Give the data below again, word for word.

**Data extracted from a collection**
====

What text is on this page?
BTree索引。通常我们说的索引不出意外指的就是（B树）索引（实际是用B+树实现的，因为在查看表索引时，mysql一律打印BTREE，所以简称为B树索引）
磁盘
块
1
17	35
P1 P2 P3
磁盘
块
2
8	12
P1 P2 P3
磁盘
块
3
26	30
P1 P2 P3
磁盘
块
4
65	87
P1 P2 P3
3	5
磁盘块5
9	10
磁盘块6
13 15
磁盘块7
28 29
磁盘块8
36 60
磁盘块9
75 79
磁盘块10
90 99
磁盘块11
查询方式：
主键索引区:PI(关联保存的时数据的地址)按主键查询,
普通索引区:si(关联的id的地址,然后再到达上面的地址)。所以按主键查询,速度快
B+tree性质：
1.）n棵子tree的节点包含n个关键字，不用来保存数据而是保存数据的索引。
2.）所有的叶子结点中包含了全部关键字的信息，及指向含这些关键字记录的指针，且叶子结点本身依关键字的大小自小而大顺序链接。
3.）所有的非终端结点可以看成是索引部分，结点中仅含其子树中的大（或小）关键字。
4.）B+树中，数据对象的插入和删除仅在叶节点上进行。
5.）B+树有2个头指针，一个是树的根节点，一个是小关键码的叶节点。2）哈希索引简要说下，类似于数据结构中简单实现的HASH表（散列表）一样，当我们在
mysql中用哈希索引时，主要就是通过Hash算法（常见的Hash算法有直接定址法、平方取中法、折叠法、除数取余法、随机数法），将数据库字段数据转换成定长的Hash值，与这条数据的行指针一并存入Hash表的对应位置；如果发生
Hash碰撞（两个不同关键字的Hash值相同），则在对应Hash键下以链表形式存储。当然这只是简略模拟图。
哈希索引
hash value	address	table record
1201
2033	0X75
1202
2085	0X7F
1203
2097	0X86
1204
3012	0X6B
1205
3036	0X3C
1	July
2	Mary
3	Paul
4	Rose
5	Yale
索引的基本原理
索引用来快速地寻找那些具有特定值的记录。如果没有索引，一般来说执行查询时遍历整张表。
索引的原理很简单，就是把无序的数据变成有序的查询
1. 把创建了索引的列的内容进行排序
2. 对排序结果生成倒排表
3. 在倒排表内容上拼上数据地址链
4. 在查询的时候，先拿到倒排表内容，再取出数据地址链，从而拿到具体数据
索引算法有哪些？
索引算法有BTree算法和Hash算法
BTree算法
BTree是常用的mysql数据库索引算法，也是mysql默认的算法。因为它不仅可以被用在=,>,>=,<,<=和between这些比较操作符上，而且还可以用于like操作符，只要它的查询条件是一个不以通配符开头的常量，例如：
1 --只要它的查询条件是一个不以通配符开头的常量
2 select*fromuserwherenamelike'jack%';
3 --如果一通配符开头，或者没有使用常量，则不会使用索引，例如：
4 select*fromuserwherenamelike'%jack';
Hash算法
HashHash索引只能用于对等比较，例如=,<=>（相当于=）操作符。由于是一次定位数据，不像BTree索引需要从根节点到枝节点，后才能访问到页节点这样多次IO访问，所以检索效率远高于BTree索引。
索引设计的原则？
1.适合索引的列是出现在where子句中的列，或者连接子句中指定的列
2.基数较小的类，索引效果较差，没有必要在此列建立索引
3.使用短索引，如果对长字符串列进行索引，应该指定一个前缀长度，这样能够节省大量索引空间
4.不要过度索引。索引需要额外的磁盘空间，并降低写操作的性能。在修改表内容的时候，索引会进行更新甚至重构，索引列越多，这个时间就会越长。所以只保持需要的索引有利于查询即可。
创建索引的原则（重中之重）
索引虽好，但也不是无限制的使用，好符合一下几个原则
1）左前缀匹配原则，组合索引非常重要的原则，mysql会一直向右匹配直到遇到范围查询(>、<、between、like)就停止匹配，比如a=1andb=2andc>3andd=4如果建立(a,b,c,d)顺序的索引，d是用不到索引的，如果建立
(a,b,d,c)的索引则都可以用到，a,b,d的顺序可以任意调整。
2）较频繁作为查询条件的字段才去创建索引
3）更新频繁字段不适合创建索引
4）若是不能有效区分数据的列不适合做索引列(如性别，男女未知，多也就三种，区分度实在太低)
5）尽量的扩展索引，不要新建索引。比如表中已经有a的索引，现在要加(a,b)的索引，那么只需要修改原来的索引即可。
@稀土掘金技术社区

====

**Answer for the task**
What text is on this page?
BTree索引。通常我们说的索引不出意外指的就是（B树）索引（实际是用B+树实现的，因为在查看表索引时，mysql一律打印BTREE，所以简称为B树索引）
磁盘
块
1
17	35
P1 P2 P3
磁盘
块
2
8	12
P1 P2 P3
磁盘
块
3
26	30
P1 P2 P3
磁盘
块
4
65	87
P1 P2 P3
3	5
磁盘块5
9	10
磁盘块6
13 15
磁盘块7
28 29
磁盘块8
36 60
磁盘块9
75 79
磁盘块10
90 99
磁盘块11
查询方式：
主键索引区:PI(关联保存的时数据的地址)按主键查询,
普通索引区:si(关联的id的地址,然后再到达上面的地址)。所以按主键查询,速度快
B+tree性质：
1.）n棵子tree的节点包含n个关键字，不用来保存数据而是保存数据的索引。
2.）所有的叶子结点中包含了全部关键字的信息，及指向含这些关键字记录的指针，且叶子结点本身依关键字的大小自小而大顺序链接。
3.）所有的非终端结点可以看成是索引部分，结点中仅含其子树中的大（或小）关键字。
4.）B+树中，数据对象的插入和删除仅在叶节点上进行。
5.）B+树有2个头指针，一个是树的根节点，一个是小关键码的叶节点。2）哈希索引简要说下，类似于数据结构中简单实现的HASH表（散列表）一样，当我们在
mysql中用哈希索引时，主要就是通过Hash算法（常见的Hash算法有直接定址法、平方取中法、折叠法、除数取余法、随机数法），将数据库字段数据转换成定长的Hash值，与这条数据的行指针一并存入Hash表的对应位置；如果发生
Hash碰撞（两个不同关键字的Hash值相同），则在对应Hash键下以链表形式存储。当然这只是简略模拟图。
哈希索引
hash value	address	table record
1201
2033	0X75
1202
2085	0X7F
1203
2097	0X86
1204
3012	0X6B
1205
3036	0X3C
1	July
2	Mary
3	Paul
4	Rose
5	Yale
索引的基本原理
索引用来快速地寻找那些具有特定值的记录。如果没有索引，一般来说执行查询时遍历整张表。
索引的原理很简单，就是把无序的数据变成有序的查询
1. 把创建了索引的列的内容进行排序
2. 对排序结果生成倒排表
3. 在倒排表内容上拼上数据地址链
4. 在查询的时候，先拿到倒排表内容，再取出数据地址链，从而拿到具体数据
索引算法有哪些？
索引算法有BTree算法和Hash算法
BTree算法
BTree是常用的mysql数据库索引算法，也是mysql默认的算法。因为它不仅可以被用在=,>,>=,<,<=和between这些比较操作符上，而且还可以用于like操作符，只要它的查询条件是一个不以通配符开头的常量，例如：
1 --只要它的查询条件是一个不以通配符开头的常量
2 select*fromuserwherenamelike'jack%';
3 --如果一通配符开头，或者没有使用常量，则不会使用索引，例如：
4 select*fromuserwherenamelike'%jack';
Hash算法
HashHash索引只能用于对等比较，例如=,<=>（相当于=）操作符。由于是一次定位数据，不像BTree索引需要从根节点到枝节点，后才能访问到页节点这样多次IO访问，所以检索效率远高于BTree索引。
索引设计的原则？
1.适合索引的列是出现在where子句中的列，或者连接子句中指定的列
2.基数较小的类，索引效果较差，没有必要在此列建立索引
3.使用短索引，如果对长字符串列进行索引，应该指定一个前缀长度，这样能够节省大量索引空间
4.不要过度索引。索引需要额外的磁盘空间，并降低写操作的性能。在修改表内容的时候，索引会进行更新甚至重构，索引列越多，这个时间就会越长。所以只保持需要的索引有利于查询即可。
创建索引的原则（重中之重）
索引虽好，但也不是无限制的使用，好符合一下几个原则
1）左前缀匹配原则，组合索引非常重要的原则，mysql会一直向右匹配直到遇到范围查询(>、<、between、like)就停止匹配，比如a=1andb=2andc>3andd=4如果建立(a,b,c,d)顺序的索引，d是用不到索引的，如果建立
(a,b,d,c)的索引则都可以用到，a,b,d的顺序可以任意调整。
2）较频繁作为查询条件的字段才去创建索引
3）更新频繁字段不适合创建索引
4）若是不能有效区分数据的列不适合做索引列(如性别，男女未知，多也就三种，区分度实在太低)
5）尽量的扩展索引，不要新建索引。比如表中已经有a的索引，现在要加(a,b)的索引，那么只需要修改原来的索引即可。
@稀土掘金技术社区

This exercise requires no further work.